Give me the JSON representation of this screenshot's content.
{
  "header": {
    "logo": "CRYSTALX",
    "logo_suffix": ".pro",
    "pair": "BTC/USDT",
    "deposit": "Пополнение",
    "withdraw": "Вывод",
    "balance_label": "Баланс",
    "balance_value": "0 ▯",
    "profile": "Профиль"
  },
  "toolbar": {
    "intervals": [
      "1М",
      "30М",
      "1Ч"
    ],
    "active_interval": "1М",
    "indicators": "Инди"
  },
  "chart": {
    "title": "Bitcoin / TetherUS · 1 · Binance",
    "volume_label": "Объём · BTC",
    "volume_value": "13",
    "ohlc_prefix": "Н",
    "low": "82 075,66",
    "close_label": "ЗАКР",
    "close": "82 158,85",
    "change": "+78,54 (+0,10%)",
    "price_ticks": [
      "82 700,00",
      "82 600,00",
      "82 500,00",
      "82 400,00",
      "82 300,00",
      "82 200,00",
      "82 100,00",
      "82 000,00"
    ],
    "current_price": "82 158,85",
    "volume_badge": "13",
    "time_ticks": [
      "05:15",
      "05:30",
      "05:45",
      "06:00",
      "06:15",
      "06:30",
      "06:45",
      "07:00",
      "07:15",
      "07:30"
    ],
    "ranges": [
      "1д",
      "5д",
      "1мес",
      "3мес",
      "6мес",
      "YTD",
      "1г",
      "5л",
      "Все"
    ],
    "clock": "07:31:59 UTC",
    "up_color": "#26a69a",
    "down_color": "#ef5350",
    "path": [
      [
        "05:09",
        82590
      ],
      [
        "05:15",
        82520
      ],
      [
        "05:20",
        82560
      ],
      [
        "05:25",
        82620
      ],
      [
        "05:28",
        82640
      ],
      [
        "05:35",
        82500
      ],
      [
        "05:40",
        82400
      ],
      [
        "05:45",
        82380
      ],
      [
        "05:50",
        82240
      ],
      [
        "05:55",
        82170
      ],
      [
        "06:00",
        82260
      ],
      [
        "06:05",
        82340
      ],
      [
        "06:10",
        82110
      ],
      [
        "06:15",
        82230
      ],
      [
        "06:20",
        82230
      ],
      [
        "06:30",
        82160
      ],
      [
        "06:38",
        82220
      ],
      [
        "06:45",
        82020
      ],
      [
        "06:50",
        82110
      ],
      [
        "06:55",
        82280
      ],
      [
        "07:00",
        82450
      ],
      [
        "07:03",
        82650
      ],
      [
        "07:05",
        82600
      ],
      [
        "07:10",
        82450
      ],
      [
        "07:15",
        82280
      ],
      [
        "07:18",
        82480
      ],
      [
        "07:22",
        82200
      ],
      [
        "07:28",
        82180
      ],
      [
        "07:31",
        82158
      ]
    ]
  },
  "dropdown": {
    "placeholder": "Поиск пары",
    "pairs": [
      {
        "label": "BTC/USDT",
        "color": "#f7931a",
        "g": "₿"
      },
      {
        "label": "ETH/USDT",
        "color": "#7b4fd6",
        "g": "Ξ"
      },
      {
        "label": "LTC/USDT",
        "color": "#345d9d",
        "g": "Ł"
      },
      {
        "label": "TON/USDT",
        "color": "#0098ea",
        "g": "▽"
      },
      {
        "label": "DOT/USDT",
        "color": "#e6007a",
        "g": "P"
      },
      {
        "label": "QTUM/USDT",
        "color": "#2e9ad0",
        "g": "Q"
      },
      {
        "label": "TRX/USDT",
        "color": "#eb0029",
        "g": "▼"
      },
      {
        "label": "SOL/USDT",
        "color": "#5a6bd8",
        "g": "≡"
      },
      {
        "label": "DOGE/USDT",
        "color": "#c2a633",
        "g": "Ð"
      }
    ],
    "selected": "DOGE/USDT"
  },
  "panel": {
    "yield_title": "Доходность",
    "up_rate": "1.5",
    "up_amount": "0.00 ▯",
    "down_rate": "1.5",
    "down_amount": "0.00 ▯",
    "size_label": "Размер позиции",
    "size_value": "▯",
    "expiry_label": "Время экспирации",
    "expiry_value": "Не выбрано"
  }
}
-- -- --
What is needed: Without changing a word, restate the whole listing.

Output of the task:
Give me the JSON representation of this screenshot's content.
{
  "header": {
    "logo": "CRYSTALX",
    "logo_suffix": ".pro",
    "pair": "BTC/USDT",
    "deposit": "Пополнение",
    "withdraw": "Вывод",
    "balance_label": "Баланс",
    "balance_value": "0 ▯",
    "profile": "Профиль"
  },
  "toolbar": {
    "intervals": [
      "1М",
      "30М",
      "1Ч"
    ],
    "active_interval": "1М",
    "indicators": "Инди"
  },
  "chart": {
    "title": "Bitcoin / TetherUS · 1 · Binance",
    "volume_label": "Объём · BTC",
    "volume_value": "13",
    "ohlc_prefix": "Н",
    "low": "82 075,66",
    "close_label": "ЗАКР",
    "close": "82 158,85",
    "change": "+78,54 (+0,10%)",
    "price_ticks": [
      "82 700,00",
      "82 600,00",
      "82 500,00",
      "82 400,00",
      "82 300,00",
      "82 200,00",
      "82 100,00",
      "82 000,00"
    ],
    "current_price": "82 158,85",
    "volume_badge": "13",
    "time_ticks": [
      "05:15",
      "05:30",
      "05:45",
      "06:00",
      "06:15",
      "06:30",
      "06:45",
      "07:00",
      "07:15",
      "07:30"
    ],
    "ranges": [
      "1д",
      "5д",
      "1мес",
      "3мес",
      "6мес",
      "YTD",
      "1г",
      "5л",
      "Все"
    ],
    "clock": "07:31:59 UTC",
    "up_color": "#26a69a",
    "down_color": "#ef5350",
    "path": [
      [
        "05:09",
        82590
      ],
      [
        "05:15",
        82520
      ],
      [
        "05:20",
        82560
      ],
      [
        "05:25",
        82620
      ],
      [
        "05:28",
        82640
      ],
      [
        "05:35",
        82500
      ],
      [
        "05:40",
        82400
      ],
      [
        "05:45",
        82380
      ],
      [
        "05:50",
        82240
      ],
      [
        "05:55",
        82170
      ],
      [
        "06:00",
        82260
      ],
      [
        "06:05",
        82340
      ],
      [
        "06:10",
        82110
      ],
      [
        "06:15",
        82230
      ],
      [
        "06:20",
        82230
      ],
      [
        "06:30",
        82160
      ],
      [
        "06:38",
        82220
      ],
      [
        "06:45",
        82020
      ],
      [
        "06:50",
        82110
      ],
      [
        "06:55",
        82280
      ],
      [
        "07:00",
        82450
      ],
      [
        "07:03",
        82650
      ],
      [
        "07:05",
        82600
      ],
      [
        "07:10",
        82450
      ],
      [
        "07:15",
        82280
      ],
      [
        "07:18",
        82480
      ],
      [
        "07:22",
        82200
      ],
      [
        "07:28",
        82180
      ],
      [
        "07:31",
        82158
      ]
    ]
  },
  "dropdown": {
    "placeholder": "Поиск пары",
    "pairs": [
      {
        "label": "BTC/USDT",
        "color": "#f7931a",
        "g": "₿"
      },
      {
        "label": "ETH/USDT",
        "color": "#7b4fd6",
        "g": "Ξ"
      },
      {
        "label": "LTC/USDT",
        "color": "#345d9d",
        "g": "Ł"
      },
      {
        "label": "TON/USDT",
        "color": "#0098ea",
        "g": "▽"
      },
      {
        "label": "DOT/USDT",
        "color": "#e6007a",
        "g": "P"
      },
      {
        "label": "QTUM/USDT",
        "color": "#2e9ad0",
        "g": "Q"
      },
      {
        "label": "TRX/USDT",
        "color": "#eb0029",
        "g": "▼"
      },
      {
        "label": "SOL/USDT",
        "color": "#5a6bd8",
        "g": "≡"
      },
      {
        "label": "DOGE/USDT",
        "color": "#c2a633",
        "g": "Ð"
      }
    ],
    "selected": "DOGE/USDT"
  },
  "panel": {
    "yield_title": "Доходность",
    "up_rate": "1.5",
    "up_amount": "0.00 ▯",
    "down_rate": "1.5",
    "down_amount": "0.00 ▯",
    "size_label": "Размер позиции",
    "size_value": "▯",
    "expiry_label": "Время экспирации",
    "expiry_value": "Не выбрано"
  }
}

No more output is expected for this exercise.